Short task: Write out the full set of records exactly. Any pictures in them do not belong in the copy.

----- Material for this exercise

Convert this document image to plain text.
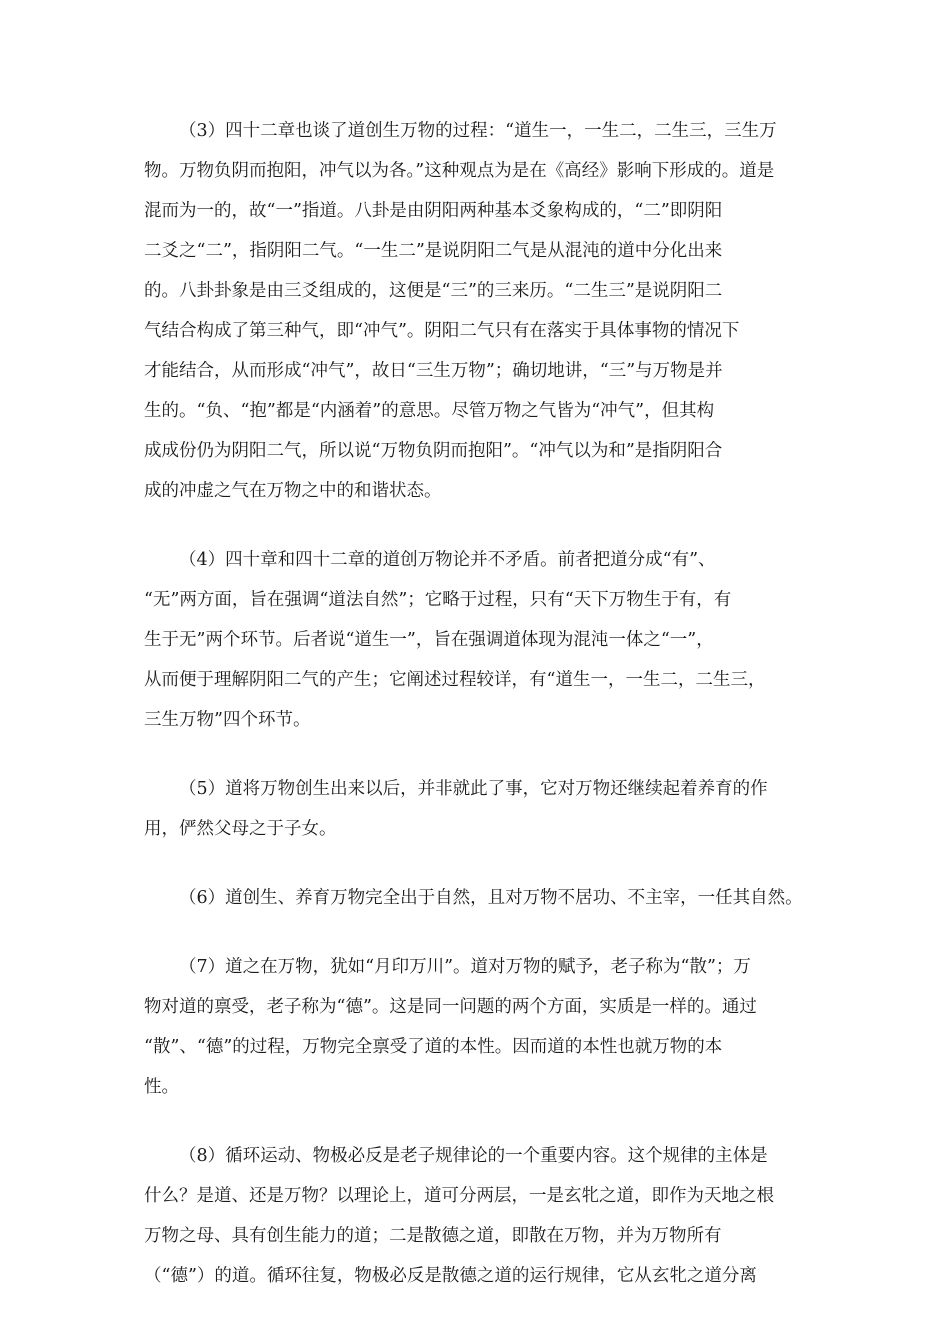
（3）四十二章也谈了道创生万物的过程：“道生一，一生二，二生三，三生万
物。万物负阴而抱阳，冲气以为各。”这种观点为是在《高经》影响下形成的。道是
混而为一的，故“一”指道。八卦是由阴阳两种基本爻象构成的，“二”即阴阳
二爻之“二”，指阴阳二气。“一生二”是说阴阳二气是从混沌的道中分化出来
的。八卦卦象是由三爻组成的，这便是“三”的三来历。“二生三”是说阴阳二
气结合构成了第三种气，即“冲气”。阴阳二气只有在落实于具体事物的情况下
才能结合，从而形成“冲气”，故日“三生万物”；确切地讲，“三”与万物是并
生的。“负、“抱”都是“内涵着”的意思。尽管万物之气皆为“冲气”，但其构
成成份仍为阴阳二气，所以说“万物负阴而抱阳”。“冲气以为和”是指阴阳合
成的冲虚之气在万物之中的和谐状态。
（4）四十章和四十二章的道创万物论并不矛盾。前者把道分成“有”、
“无”两方面，旨在强调“道法自然”；它略于过程，只有“天下万物生于有，有
生于无”两个环节。后者说“道生一”，旨在强调道体现为混沌一体之“一”，
从而便于理解阴阳二气的产生；它阐述过程较详，有“道生一，一生二，二生三，
三生万物”四个环节。
（5）道将万物创生出来以后，并非就此了事，它对万物还继续起着养育的作
用，俨然父母之于子女。
（6）道创生、养育万物完全出于自然，且对万物不居功、不主宰，一任其自然。
（7）道之在万物，犹如“月印万川”。道对万物的赋予，老子称为“散”；万
物对道的禀受，老子称为“德”。这是同一问题的两个方面，实质是一样的。通过
“散”、“德”的过程，万物完全禀受了道的本性。因而道的本性也就万物的本
性。
（8）循环运动、物极必反是老子规律论的一个重要内容。这个规律的主体是
什么？是道、还是万物？以理论上，道可分两层，一是玄牝之道，即作为天地之根
万物之母、具有创生能力的道；二是散德之道，即散在万物，并为万物所有
（“德”）的道。循环往复，物极必反是散德之道的运行规律，它从玄牝之道分离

----------

Task output:
Convert this document image to plain text.
（3）四十二章也谈了道创生万物的过程：“道生一，一生二，二生三，三生万
物。万物负阴而抱阳，冲气以为各。”这种观点为是在《高经》影响下形成的。道是
混而为一的，故“一”指道。八卦是由阴阳两种基本爻象构成的，“二”即阴阳
二爻之“二”，指阴阳二气。“一生二”是说阴阳二气是从混沌的道中分化出来
的。八卦卦象是由三爻组成的，这便是“三”的三来历。“二生三”是说阴阳二
气结合构成了第三种气，即“冲气”。阴阳二气只有在落实于具体事物的情况下
才能结合，从而形成“冲气”，故日“三生万物”；确切地讲，“三”与万物是并
生的。“负、“抱”都是“内涵着”的意思。尽管万物之气皆为“冲气”，但其构
成成份仍为阴阳二气，所以说“万物负阴而抱阳”。“冲气以为和”是指阴阳合
成的冲虚之气在万物之中的和谐状态。
（4）四十章和四十二章的道创万物论并不矛盾。前者把道分成“有”、
“无”两方面，旨在强调“道法自然”；它略于过程，只有“天下万物生于有，有
生于无”两个环节。后者说“道生一”，旨在强调道体现为混沌一体之“一”，
从而便于理解阴阳二气的产生；它阐述过程较详，有“道生一，一生二，二生三，
三生万物”四个环节。
（5）道将万物创生出来以后，并非就此了事，它对万物还继续起着养育的作
用，俨然父母之于子女。
（6）道创生、养育万物完全出于自然，且对万物不居功、不主宰，一任其自然。
（7）道之在万物，犹如“月印万川”。道对万物的赋予，老子称为“散”；万
物对道的禀受，老子称为“德”。这是同一问题的两个方面，实质是一样的。通过
“散”、“德”的过程，万物完全禀受了道的本性。因而道的本性也就万物的本
性。
（8）循环运动、物极必反是老子规律论的一个重要内容。这个规律的主体是
什么？是道、还是万物？以理论上，道可分两层，一是玄牝之道，即作为天地之根
万物之母、具有创生能力的道；二是散德之道，即散在万物，并为万物所有
（“德”）的道。循环往复，物极必反是散德之道的运行规律，它从玄牝之道分离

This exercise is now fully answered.